— start of Task material —
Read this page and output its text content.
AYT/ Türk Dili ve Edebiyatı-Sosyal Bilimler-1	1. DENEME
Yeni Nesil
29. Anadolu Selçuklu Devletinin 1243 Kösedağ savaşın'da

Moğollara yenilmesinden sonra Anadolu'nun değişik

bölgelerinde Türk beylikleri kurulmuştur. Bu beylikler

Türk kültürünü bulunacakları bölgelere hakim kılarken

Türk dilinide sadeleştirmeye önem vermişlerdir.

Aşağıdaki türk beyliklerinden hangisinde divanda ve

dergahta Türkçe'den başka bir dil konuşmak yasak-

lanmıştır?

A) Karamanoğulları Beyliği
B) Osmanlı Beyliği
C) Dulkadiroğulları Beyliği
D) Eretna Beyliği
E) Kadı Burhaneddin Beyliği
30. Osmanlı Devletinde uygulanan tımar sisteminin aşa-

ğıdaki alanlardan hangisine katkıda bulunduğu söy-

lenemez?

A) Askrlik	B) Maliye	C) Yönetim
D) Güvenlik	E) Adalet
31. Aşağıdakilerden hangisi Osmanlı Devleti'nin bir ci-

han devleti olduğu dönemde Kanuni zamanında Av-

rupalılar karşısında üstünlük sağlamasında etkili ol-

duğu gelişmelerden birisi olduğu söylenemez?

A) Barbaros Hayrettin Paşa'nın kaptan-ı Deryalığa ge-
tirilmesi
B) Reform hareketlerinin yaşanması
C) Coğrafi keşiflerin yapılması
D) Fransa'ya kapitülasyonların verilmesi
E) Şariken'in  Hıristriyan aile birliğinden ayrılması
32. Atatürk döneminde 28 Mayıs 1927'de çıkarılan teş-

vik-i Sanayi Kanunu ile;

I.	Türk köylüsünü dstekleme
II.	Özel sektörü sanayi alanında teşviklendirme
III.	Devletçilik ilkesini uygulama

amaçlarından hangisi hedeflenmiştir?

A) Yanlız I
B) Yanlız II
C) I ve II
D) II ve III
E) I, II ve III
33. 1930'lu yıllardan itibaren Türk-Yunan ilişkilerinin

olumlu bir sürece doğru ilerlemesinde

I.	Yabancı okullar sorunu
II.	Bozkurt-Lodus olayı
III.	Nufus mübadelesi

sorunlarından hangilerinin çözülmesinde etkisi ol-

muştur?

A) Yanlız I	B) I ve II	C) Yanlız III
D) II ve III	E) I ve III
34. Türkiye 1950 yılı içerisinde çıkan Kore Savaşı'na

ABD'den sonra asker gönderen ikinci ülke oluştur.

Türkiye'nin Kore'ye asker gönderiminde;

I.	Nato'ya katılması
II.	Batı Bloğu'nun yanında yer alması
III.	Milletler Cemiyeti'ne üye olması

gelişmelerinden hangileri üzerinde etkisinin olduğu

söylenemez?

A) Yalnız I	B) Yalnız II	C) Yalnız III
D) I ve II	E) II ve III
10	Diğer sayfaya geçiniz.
— end of Task material —
— start of Task material —
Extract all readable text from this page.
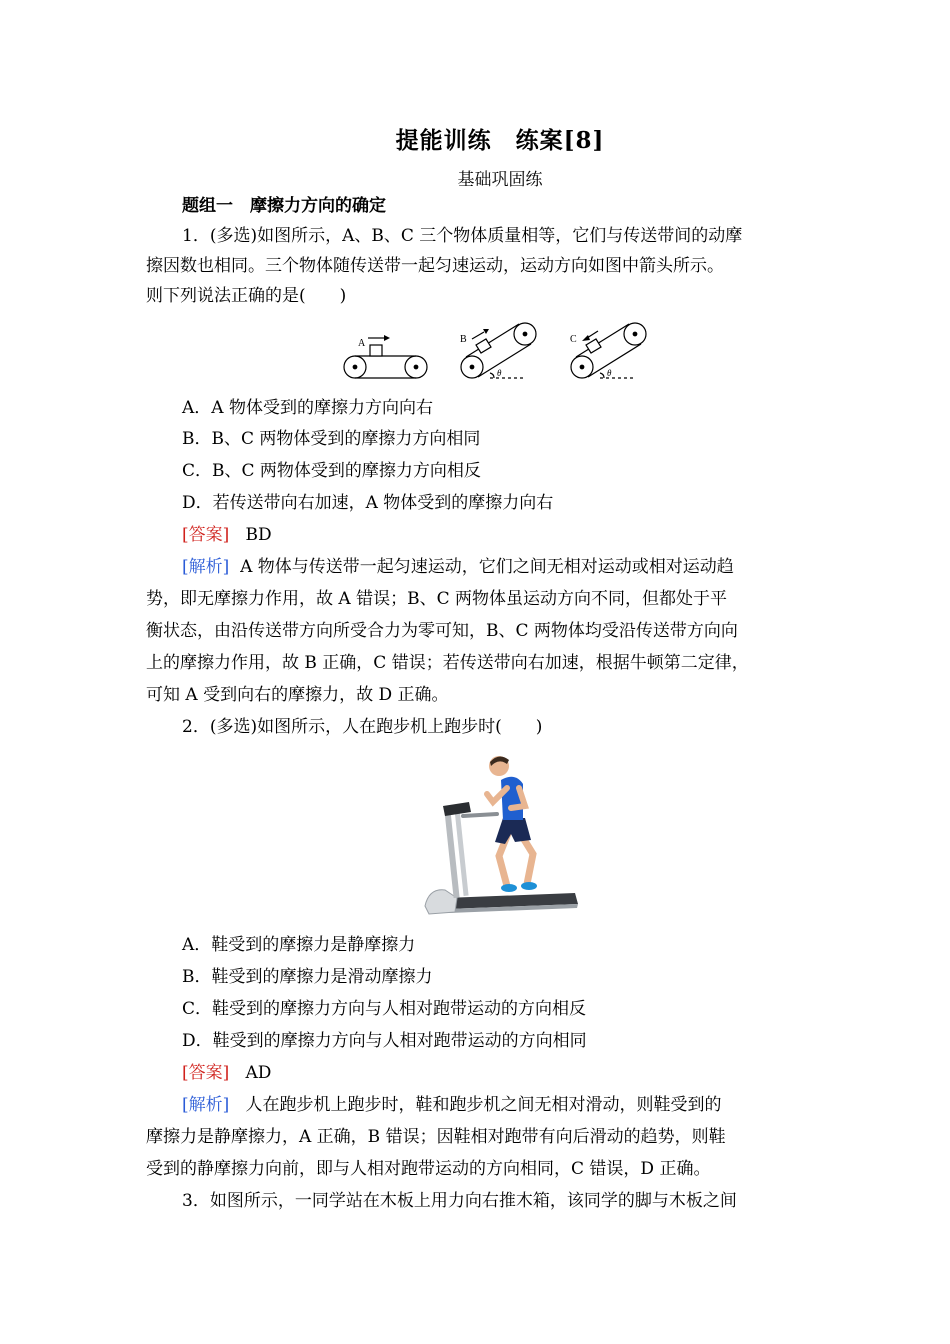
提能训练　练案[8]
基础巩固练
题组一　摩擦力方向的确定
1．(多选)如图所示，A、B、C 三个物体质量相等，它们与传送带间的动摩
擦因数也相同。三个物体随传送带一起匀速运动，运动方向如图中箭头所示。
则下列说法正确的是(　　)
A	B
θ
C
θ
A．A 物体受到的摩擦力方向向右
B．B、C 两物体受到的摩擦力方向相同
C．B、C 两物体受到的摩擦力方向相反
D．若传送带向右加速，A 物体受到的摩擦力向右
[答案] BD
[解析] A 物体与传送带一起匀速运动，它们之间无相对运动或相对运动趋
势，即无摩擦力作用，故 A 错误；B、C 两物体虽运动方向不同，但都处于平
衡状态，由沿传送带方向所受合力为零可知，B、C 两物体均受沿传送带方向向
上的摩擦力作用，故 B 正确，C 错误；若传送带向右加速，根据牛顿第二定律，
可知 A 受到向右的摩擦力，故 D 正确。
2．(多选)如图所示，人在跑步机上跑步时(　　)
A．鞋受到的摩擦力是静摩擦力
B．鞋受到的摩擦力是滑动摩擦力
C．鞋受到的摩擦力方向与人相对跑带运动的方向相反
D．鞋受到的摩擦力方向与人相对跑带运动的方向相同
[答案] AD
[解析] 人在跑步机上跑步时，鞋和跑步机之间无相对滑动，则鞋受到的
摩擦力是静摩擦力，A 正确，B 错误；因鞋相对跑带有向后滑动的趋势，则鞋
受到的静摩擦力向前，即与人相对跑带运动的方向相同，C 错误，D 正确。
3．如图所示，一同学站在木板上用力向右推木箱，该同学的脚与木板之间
— end of Task material —
◆ Set problem: Identify every line holding the word "söylenemez" and copy it out.

◆ Written solution:
duğu gelişmelerden birisi olduğu söylenemez?
söylenemez?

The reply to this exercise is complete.